## Challenge a
In the entries that follow, extract the lines beginning at the one containing "- x-tick-label: 0: [161, 388, 170, 407]" and ending after the one containing "- x-tick-label: 20: [429, 388, 448, 407]". Repeat them without any change.

Movie Review: Horns

by Dan Fields

Daniel Radcliffe pursues the truth with diabolical powers in Alexandre Aja's Horns
© 2013 Dimension Films / RADiUS-TWC

Synergy With The Devil, or
Faust Highway

Alexandre Aja, a French filmmaker gone Hollywood down the most gore-splattered highway possible, engages a story more firmly rooted in the human soul than ever before. His prior moviemaking turns (most recently as producer for a harrowing remake of William Lustig’s Maniac) betray a penchant for jittering, shrieking horror that attacks the senses, the brain and heart second. Horns, based on the much-lauded novel by Joe Hill, plunges his raw director’s hands into a moral fable whose questions and troubling answers require some serious thought.

Ignatius “Ig” Perrish (Daniel Radcliffe) is a tortured soul in a bruised body. His dual burden is to come to terms with the brutal murder of his girlfriend Merrin (Juno Temple), while staving off an angry mob of former friends and neighbors convinced that, despite his acquittal, Ig himself killed off the hometown darling. His only true allies seem to be his brother Terry (Joe Anderson) his defense attorney Lee (Max Minghella), and his torch-carrying bartender Glenna (Kelli Garner), all of whom have known Ig since childhood. Between the three of them, there just might be some answers lurking, but Ig’s impotent rage at the cosmic unfairness of it all seems to have him deadlocked in limbo.

Ig finally lets his rage out in a drunken spree that apparently shakes something loose in either heaven or hell. Waking the next morning, he finds a wicked pair of horns sprouting from his head. Not only that, but everyone he meets treats him differently. His horns grant him a devilish power over people, compelling them to pour out their secret sins and desires. At first an unwilling confessor, he gradually realizes that lurking among the nauseating secrets of his neighbors is the identity of Merrin’s killer. With this in mind, he hones his fiendish influence to maximum effect, stalking the truth around town as the changes in him take deeper root.

## Challenge b
From the Horns review above, copy the passage that starts at the words "Movie Review: Horns" and ends after the words "some serious thought.", without altering it.

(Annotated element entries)

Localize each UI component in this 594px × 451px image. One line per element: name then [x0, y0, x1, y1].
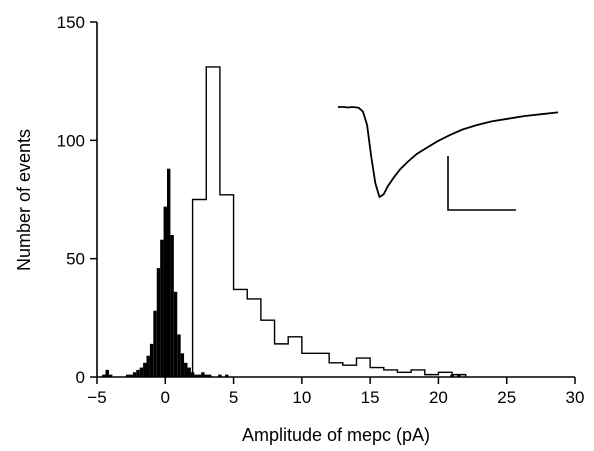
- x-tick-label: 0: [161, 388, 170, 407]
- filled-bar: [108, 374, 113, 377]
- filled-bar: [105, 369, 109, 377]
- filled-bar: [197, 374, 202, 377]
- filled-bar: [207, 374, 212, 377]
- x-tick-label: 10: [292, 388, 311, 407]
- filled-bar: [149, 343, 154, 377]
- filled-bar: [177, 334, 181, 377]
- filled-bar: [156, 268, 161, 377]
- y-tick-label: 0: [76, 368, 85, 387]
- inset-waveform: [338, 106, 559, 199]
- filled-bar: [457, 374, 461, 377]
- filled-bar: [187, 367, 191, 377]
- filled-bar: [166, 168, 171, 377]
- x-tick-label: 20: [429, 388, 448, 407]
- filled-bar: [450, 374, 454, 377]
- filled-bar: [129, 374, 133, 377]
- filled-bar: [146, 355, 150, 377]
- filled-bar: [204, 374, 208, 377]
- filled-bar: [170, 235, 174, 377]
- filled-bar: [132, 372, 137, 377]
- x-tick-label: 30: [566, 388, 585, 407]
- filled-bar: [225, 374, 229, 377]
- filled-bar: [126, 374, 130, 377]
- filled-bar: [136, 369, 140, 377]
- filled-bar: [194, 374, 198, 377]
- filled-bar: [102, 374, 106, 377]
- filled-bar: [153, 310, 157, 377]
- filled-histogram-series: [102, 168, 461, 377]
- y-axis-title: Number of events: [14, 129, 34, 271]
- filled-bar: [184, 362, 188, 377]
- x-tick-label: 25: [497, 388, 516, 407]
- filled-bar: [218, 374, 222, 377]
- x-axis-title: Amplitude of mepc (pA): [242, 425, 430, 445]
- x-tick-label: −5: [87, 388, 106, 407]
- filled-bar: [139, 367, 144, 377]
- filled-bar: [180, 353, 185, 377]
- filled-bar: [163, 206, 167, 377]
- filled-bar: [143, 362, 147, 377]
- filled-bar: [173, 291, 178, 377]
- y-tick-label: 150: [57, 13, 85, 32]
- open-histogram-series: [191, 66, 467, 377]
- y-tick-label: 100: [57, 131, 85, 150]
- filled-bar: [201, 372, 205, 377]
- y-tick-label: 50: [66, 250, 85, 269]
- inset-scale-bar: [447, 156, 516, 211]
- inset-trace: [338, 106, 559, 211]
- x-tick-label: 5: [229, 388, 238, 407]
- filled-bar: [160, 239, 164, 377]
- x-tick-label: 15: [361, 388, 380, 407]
* * *
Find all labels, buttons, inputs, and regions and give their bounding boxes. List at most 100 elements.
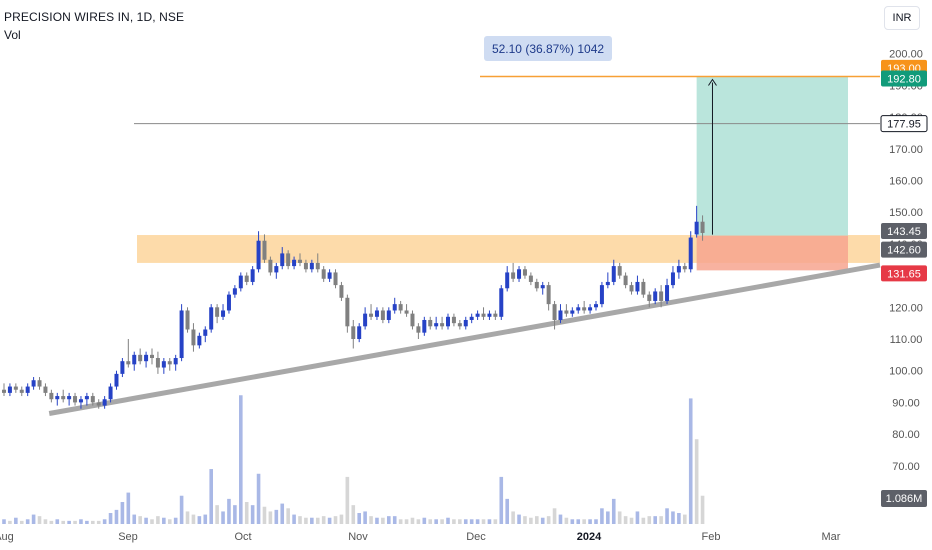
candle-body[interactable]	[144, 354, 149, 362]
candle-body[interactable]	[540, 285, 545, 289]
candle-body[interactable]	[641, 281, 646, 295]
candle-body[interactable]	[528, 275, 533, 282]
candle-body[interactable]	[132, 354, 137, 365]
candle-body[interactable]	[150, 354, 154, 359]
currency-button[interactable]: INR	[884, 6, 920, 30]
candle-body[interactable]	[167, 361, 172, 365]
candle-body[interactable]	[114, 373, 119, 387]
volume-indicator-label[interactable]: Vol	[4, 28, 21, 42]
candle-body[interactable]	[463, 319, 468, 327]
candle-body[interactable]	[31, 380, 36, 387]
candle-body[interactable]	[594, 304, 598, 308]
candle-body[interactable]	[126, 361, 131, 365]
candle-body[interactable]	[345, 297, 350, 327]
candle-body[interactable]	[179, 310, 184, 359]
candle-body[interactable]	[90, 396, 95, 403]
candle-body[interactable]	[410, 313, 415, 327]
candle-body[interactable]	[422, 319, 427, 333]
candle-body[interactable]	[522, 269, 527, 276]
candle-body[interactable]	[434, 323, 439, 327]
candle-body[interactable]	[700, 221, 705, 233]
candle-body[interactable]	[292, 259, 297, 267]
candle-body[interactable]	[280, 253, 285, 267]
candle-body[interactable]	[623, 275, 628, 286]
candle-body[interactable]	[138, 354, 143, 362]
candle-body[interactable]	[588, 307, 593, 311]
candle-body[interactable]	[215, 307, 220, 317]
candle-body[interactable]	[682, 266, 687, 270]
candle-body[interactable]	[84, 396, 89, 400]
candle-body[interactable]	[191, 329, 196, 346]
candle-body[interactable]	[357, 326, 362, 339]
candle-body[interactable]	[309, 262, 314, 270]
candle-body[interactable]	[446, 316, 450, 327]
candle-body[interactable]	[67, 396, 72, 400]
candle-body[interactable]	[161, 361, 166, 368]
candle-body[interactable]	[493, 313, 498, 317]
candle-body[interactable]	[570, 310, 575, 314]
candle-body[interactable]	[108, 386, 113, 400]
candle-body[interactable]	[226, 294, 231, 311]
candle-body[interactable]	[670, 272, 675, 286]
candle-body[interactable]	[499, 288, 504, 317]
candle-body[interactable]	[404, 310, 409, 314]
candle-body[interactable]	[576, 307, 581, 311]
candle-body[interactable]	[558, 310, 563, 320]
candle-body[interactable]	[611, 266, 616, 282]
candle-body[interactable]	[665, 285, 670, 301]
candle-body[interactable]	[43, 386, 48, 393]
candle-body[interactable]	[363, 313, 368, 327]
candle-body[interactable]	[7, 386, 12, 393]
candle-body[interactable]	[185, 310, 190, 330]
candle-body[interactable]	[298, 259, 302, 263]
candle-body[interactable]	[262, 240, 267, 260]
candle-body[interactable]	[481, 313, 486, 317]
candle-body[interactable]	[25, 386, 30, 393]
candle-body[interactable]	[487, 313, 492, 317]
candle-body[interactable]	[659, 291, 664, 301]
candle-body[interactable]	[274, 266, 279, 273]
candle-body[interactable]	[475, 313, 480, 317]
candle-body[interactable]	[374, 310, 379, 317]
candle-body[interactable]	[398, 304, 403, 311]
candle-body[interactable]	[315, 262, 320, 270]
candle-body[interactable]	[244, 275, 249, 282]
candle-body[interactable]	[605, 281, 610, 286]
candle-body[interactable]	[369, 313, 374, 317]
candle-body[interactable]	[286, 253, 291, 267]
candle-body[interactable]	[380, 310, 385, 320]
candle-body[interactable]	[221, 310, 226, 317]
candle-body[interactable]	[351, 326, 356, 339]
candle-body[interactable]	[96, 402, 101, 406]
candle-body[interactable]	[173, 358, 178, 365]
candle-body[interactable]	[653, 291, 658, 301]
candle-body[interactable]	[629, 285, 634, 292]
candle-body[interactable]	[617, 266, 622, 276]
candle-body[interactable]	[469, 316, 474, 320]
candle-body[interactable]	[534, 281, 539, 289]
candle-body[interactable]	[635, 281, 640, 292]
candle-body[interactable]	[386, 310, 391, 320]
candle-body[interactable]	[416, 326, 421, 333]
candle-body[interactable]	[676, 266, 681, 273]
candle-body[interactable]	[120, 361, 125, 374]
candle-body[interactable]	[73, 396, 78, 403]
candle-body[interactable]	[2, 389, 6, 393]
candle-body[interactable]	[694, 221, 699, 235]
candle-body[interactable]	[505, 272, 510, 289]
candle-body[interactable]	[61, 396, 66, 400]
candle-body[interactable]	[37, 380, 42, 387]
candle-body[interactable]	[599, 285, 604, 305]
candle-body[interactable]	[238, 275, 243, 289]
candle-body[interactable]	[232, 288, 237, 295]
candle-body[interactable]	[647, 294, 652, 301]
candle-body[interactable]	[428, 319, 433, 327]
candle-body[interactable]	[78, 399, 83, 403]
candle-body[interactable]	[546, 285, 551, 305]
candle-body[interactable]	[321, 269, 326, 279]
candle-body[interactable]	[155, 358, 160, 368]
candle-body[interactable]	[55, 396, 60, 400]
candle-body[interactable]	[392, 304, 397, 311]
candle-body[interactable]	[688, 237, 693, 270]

## Task answer a
- x-tick-label: 0: [161, 388, 170, 407]
- filled-bar: [108, 374, 113, 377]
- filled-bar: [105, 369, 109, 377]
- filled-bar: [197, 374, 202, 377]
- filled-bar: [207, 374, 212, 377]
- x-tick-label: 10: [292, 388, 311, 407]
- filled-bar: [149, 343, 154, 377]
- filled-bar: [177, 334, 181, 377]
- filled-bar: [156, 268, 161, 377]
- y-tick-label: 0: [76, 368, 85, 387]
- inset-waveform: [338, 106, 559, 199]
- filled-bar: [457, 374, 461, 377]
- filled-bar: [187, 367, 191, 377]
- filled-bar: [166, 168, 171, 377]
- x-tick-label: 20: [429, 388, 448, 407]

## Task answer b
Movie Review: Horns

by Dan Fields

Daniel Radcliffe pursues the truth with diabolical powers in Alexandre Aja's Horns
© 2013 Dimension Films / RADiUS-TWC

Synergy With The Devil, or
Faust Highway

Alexandre Aja, a French filmmaker gone Hollywood down the most gore-splattered highway possible, engages a story more firmly rooted in the human soul than ever before. His prior moviemaking turns (most recently as producer for a harrowing remake of William Lustig’s Maniac) betray a penchant for jittering, shrieking horror that attacks the senses, the brain and heart second. Horns, based on the much-lauded novel by Joe Hill, plunges his raw director’s hands into a moral fable whose questions and troubling answers require some serious thought.